[start Task material]

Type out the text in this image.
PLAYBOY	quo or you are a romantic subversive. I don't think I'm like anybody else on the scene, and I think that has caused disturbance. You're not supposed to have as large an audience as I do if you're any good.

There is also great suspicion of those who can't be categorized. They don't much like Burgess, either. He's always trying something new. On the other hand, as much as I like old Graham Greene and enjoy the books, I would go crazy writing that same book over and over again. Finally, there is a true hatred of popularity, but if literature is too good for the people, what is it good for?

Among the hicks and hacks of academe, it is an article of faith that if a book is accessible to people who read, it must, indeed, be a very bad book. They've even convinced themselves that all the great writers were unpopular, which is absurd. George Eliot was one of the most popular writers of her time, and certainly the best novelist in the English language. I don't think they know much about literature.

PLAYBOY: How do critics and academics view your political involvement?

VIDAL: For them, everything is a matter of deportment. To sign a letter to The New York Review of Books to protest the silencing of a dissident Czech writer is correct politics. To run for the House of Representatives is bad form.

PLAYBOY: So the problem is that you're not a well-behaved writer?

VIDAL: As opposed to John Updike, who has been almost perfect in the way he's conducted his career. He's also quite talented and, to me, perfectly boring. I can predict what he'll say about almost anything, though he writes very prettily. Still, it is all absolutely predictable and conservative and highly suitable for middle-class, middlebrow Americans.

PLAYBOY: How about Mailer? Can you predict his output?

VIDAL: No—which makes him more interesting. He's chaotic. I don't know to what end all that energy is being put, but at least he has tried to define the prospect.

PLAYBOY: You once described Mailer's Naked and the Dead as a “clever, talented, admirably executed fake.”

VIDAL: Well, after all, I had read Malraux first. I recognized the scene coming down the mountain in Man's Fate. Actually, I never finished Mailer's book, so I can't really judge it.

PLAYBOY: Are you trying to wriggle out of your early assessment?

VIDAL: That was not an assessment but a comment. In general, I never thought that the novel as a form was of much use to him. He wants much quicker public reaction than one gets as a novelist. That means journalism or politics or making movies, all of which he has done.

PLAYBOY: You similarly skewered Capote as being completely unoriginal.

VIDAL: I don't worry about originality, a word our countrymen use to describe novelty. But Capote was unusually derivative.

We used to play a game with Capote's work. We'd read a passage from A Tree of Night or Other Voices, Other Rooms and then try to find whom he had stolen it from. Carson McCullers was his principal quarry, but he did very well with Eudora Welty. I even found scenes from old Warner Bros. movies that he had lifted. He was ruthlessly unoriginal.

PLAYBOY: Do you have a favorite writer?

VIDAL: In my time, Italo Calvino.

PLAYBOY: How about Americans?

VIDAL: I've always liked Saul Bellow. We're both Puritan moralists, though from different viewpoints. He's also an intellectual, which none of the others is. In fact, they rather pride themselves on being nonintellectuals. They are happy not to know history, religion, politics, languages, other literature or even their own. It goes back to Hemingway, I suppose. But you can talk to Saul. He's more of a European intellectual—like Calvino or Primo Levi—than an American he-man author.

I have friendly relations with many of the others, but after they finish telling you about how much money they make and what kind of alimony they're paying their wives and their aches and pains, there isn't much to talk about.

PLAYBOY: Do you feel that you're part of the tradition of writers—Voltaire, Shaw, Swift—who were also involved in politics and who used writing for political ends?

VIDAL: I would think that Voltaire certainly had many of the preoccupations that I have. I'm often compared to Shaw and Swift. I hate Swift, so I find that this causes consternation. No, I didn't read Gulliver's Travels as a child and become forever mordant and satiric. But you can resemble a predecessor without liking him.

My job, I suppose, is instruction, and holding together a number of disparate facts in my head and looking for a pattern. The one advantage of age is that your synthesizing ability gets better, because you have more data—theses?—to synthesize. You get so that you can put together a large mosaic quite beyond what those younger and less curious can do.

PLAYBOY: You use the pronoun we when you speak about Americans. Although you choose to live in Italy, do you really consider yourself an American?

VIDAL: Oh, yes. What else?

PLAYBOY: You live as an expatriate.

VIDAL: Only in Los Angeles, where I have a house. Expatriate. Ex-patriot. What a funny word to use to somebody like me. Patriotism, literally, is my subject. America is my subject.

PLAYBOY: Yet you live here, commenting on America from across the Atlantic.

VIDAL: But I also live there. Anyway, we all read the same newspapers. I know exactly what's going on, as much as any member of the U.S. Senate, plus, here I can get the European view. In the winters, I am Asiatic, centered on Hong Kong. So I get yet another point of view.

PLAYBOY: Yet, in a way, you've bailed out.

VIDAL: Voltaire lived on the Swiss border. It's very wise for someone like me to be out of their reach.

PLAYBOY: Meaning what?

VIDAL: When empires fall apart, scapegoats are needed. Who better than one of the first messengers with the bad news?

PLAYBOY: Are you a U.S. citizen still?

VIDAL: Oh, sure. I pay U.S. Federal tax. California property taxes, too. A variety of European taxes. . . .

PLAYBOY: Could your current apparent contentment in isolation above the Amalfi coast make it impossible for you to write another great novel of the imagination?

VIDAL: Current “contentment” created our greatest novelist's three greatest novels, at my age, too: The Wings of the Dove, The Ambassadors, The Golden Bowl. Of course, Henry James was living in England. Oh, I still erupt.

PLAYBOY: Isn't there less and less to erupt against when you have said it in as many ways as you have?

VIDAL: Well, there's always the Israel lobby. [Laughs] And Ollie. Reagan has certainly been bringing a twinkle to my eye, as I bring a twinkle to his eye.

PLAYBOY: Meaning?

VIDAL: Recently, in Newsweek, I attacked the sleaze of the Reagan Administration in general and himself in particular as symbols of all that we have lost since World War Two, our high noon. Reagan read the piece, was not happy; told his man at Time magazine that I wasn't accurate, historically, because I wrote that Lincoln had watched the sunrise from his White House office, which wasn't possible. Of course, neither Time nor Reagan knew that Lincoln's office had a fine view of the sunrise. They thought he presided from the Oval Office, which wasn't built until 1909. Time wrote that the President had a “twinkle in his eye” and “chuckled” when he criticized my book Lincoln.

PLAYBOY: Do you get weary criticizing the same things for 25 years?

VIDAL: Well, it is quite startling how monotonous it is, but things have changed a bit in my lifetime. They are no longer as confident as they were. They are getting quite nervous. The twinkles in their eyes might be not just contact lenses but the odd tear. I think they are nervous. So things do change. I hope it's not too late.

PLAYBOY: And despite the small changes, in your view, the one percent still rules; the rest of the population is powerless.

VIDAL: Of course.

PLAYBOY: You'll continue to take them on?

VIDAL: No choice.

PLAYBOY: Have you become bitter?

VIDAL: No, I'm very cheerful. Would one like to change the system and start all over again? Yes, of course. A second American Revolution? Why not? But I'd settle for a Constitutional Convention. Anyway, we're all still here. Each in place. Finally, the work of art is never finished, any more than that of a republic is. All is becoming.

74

[end Task material]

Copy each line from the data above that includes "else".

» Complete answer:
PLAYBOY	quo or you are a romantic subversive. I don't think I'm like anybody else on the scene, and I think that has caused disturbance. You're not supposed to have as large an audience as I do if you're any good.
VIDAL: Oh, yes. What else?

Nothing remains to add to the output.